Secondo la recensione di The Conjuring, in quale film i due sceneggiatori avevano già esplorato le potenzialità del vintage?

Testo del documento:
»»

L’evocazione (The Conjuring)
di James Wan, 2013

Tra gli esempi di cinema fantastico che, negli ultimi anni, ha cercato di riportare sullo schermo le suggestioni di un passato non troppo lontano, The Conjuring è stato forse il caso di maggior successo, sia presso il pubblico che per la critica, oltre che un esempio di indubbia efficacia. I due sceneggiatori (i fratelli Hays) avevano già esplorato le potenzialità del vintage in House of wax di Jaume Collet-Serra; qui l’esperimento si fa meno cinico e più filologico, recuperando una metodologia “analogica” dello spavento che sembra voler dialogare con l’ambientazione temporale del film. James Wan, regista abile per quanto (o proprio perché) privo di personalità, dirige con notevole mestiere, senza lasciare traccia di sé, e può contare sulla presenza scenica di due attori come Vera Farmiga e Patrick Wilson, desiderosi di non prendere mai troppo sul serio la severa intensità dei loro ruoli. In definitiva, The Conjuring si rifà quasi più alla tradizione del fantastico americano (dalla Amblin in giù) che al cinema horror, e per questo scontenterà (o ha già scontentato) i più passionali esperti del genere. D’altra parte, nel suo essere un prodotto piuttosto innocuo, pur non inventando nulla né volendo davvero farlo, come divertimento passeggero funziona alla perfezione.

««

Dati forniti:

»»

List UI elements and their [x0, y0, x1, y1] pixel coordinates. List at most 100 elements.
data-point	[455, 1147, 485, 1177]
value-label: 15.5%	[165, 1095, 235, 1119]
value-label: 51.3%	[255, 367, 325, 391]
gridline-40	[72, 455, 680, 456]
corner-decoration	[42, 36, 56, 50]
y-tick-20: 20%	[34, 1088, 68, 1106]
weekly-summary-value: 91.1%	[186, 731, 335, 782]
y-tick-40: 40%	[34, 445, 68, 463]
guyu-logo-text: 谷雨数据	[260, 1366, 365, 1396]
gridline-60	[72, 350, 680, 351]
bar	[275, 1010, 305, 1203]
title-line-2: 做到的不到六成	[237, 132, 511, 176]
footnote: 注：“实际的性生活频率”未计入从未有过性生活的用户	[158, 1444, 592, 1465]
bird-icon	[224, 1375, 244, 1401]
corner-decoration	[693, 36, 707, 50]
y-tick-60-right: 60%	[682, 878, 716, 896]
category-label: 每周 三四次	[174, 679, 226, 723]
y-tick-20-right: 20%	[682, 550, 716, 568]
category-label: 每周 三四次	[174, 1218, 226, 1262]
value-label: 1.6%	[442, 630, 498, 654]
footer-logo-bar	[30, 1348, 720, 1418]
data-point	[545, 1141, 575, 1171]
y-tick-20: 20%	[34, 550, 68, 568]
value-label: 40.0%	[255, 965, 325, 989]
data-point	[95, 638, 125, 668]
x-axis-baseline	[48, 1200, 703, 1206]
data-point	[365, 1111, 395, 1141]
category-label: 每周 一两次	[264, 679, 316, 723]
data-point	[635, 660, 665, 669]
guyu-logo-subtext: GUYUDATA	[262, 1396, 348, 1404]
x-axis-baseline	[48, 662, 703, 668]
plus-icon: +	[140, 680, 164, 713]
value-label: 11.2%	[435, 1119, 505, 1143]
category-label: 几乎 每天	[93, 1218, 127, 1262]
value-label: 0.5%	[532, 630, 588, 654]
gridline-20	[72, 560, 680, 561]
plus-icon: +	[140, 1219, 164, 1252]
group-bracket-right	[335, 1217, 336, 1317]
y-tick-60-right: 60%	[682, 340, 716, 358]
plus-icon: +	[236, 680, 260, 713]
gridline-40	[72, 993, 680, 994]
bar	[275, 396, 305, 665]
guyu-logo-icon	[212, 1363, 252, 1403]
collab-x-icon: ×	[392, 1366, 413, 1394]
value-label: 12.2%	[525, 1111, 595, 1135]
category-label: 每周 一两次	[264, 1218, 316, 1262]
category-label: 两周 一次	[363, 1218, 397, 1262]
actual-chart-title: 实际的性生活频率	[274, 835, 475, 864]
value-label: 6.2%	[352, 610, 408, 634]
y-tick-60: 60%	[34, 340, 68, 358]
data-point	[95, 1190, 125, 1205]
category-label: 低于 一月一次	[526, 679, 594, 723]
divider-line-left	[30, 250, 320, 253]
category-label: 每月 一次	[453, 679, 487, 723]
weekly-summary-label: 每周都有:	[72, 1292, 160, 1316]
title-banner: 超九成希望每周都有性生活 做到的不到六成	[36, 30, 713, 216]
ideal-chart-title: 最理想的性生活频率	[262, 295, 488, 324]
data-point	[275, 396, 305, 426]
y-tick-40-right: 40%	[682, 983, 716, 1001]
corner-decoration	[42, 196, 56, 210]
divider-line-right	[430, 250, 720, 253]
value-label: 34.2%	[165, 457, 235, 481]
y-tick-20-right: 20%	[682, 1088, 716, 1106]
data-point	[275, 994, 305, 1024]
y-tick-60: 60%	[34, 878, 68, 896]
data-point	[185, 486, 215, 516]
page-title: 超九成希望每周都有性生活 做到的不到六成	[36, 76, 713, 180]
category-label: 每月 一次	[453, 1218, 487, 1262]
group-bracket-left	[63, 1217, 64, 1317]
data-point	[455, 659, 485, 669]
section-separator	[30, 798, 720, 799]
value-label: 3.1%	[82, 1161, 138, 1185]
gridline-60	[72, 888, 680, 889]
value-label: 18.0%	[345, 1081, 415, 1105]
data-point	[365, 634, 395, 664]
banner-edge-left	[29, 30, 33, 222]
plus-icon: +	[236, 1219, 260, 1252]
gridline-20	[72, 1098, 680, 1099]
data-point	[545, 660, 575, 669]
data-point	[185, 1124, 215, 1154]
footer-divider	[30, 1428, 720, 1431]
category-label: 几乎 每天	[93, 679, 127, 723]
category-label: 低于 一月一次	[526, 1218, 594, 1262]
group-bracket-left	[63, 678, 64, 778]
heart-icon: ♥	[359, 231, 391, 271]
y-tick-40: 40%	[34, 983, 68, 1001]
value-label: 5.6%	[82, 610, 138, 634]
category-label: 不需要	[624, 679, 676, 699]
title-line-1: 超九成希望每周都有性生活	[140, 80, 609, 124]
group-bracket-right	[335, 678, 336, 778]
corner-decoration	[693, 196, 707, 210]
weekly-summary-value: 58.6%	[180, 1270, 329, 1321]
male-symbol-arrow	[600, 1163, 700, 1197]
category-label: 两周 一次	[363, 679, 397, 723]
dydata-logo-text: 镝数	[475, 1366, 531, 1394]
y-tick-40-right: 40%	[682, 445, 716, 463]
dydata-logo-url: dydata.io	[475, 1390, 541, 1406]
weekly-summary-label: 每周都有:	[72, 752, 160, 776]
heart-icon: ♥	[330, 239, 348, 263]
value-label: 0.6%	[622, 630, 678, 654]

««
»»

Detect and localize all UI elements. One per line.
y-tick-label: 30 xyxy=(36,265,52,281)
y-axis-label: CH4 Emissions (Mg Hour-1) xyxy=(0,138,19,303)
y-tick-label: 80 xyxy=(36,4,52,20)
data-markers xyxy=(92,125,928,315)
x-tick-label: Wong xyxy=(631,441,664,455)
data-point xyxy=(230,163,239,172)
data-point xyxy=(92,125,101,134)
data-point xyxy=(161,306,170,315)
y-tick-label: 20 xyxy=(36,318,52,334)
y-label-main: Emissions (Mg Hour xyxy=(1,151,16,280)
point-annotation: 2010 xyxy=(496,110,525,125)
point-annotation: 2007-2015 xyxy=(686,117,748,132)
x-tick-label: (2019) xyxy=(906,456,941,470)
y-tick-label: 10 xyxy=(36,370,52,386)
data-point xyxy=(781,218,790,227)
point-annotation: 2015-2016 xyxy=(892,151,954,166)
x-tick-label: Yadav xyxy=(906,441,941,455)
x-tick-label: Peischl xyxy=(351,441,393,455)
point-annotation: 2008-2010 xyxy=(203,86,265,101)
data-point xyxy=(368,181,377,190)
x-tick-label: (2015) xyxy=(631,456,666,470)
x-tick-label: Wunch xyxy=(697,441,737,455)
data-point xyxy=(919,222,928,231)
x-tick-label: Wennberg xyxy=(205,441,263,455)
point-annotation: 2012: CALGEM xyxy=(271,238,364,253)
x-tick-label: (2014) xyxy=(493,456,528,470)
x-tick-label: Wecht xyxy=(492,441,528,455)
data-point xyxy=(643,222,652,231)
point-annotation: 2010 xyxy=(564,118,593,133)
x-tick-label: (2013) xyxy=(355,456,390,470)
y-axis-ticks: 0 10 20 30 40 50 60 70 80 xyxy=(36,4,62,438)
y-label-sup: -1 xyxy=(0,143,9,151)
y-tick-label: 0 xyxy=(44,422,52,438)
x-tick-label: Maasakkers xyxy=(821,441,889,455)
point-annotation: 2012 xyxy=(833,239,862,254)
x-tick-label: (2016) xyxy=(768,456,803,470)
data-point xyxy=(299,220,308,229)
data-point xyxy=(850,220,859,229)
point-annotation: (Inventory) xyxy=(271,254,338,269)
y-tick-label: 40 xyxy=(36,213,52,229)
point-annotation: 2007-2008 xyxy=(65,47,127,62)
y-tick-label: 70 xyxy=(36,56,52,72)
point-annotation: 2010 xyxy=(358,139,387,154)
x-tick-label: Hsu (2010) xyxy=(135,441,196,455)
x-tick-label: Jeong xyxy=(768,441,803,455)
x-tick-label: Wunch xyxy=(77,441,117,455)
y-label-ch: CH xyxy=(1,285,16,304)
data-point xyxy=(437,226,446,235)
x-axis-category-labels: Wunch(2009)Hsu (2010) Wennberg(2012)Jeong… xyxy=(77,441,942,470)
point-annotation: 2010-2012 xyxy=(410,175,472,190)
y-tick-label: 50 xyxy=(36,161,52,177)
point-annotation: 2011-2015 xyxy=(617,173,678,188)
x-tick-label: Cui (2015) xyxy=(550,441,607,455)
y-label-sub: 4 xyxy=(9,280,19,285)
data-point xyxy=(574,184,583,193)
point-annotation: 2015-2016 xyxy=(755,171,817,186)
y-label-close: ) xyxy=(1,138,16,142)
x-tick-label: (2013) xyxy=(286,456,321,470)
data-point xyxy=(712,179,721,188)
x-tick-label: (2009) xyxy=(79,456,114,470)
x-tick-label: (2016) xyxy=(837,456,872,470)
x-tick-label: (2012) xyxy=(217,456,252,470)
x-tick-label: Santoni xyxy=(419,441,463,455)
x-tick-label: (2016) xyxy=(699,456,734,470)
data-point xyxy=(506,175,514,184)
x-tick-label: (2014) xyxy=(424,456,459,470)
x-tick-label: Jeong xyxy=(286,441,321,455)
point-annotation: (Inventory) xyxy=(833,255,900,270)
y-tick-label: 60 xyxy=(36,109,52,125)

««

Compito svolto: In House of wax di Jaume Collet-Serra.